Requirement →
Turn every line of the rows below into a numbered list, skipping any blank lines. Leave the pictures out of your answer.

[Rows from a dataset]
▼▼▼

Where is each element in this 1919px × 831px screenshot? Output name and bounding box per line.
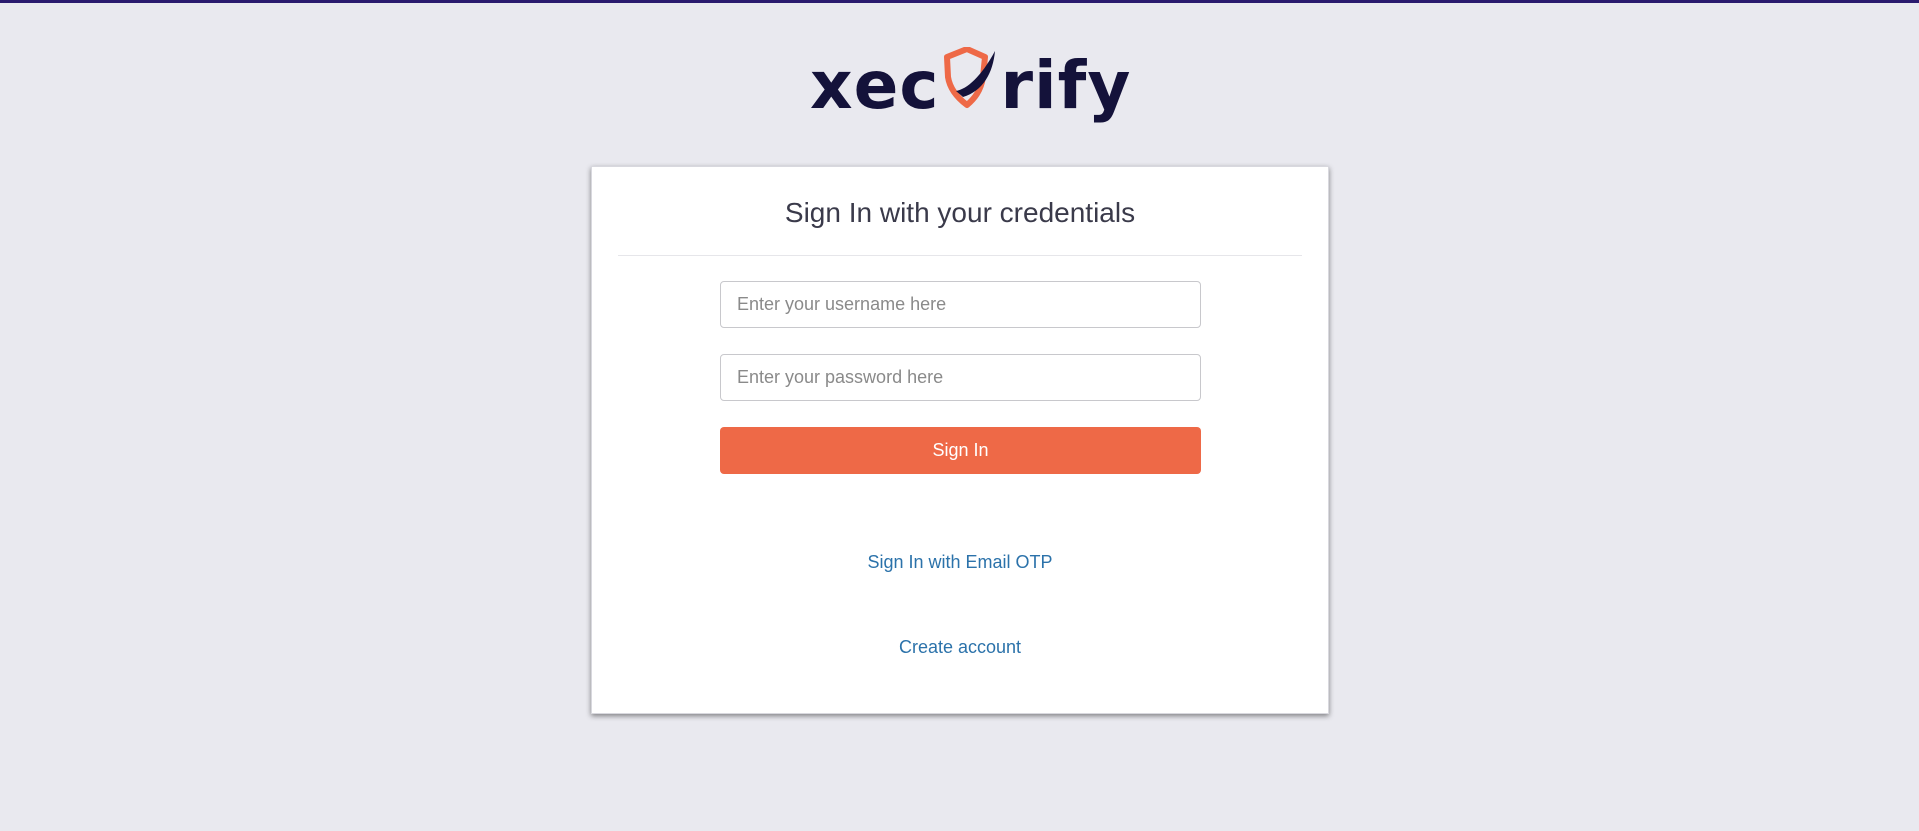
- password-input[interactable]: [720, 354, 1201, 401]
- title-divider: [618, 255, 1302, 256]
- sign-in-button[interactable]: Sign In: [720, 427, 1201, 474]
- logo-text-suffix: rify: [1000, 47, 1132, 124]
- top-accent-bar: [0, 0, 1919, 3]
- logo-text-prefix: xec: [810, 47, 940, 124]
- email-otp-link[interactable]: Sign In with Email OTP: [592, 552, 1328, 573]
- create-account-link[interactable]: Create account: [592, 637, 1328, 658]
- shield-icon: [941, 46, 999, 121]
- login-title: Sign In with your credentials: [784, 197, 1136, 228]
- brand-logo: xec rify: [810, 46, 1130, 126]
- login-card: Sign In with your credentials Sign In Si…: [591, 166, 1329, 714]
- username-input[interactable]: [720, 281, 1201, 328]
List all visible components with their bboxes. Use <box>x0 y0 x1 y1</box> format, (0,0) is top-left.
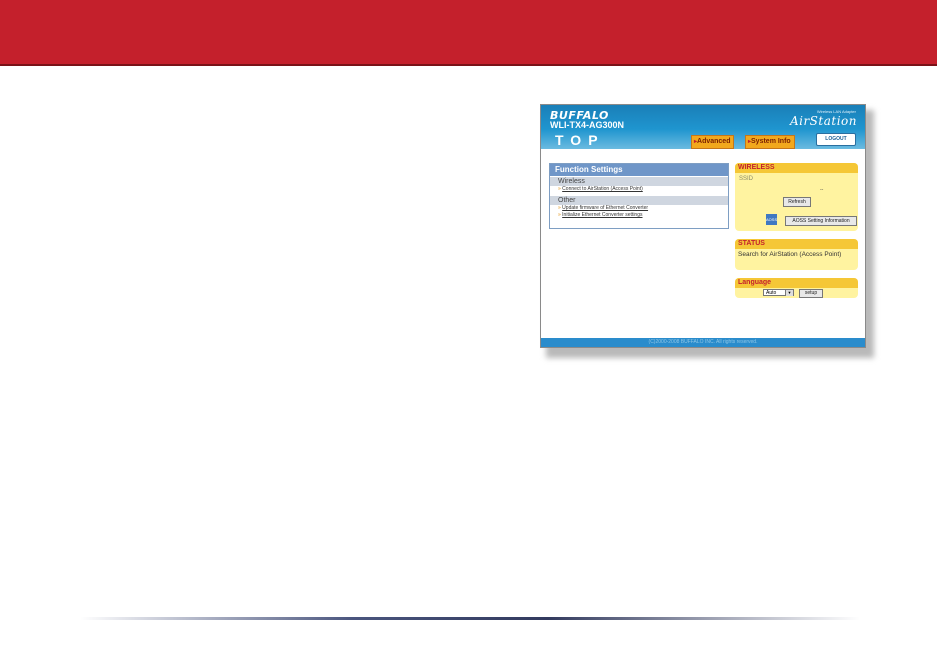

▲▲▲

Correct output →
1. Where is each element in this 1919px × 831px screenshot? Output name and bounding box per line.
2. - password-input[interactable]: [720, 354, 1201, 401]
3. - title-divider: [618, 255, 1302, 256]
4. - sign-in-button[interactable]: Sign In: [720, 427, 1201, 474]
5. - logo-text-suffix: rify: [1000, 47, 1132, 124]
6. - top-accent-bar: [0, 0, 1919, 3]
7. - logo-text-prefix: xec: [810, 47, 940, 124]
8. - email-otp-link[interactable]: Sign In with Email OTP: [592, 552, 1328, 573]
9. - create-account-link[interactable]: Create account: [592, 637, 1328, 658]
10. - shield-icon: [941, 46, 999, 121]
11. - login-title: Sign In with your credentials: [784, 197, 1136, 228]
12. - brand-logo: xec rify: [810, 46, 1130, 126]
13. - login-card: Sign In with your credentials Sign In Si…: [591, 166, 1329, 714]
14. - username-input[interactable]: [720, 281, 1201, 328]
15. List all visible components with their bboxes. Use <box>x0 y0 x1 y1</box> format, (0,0) is top-left.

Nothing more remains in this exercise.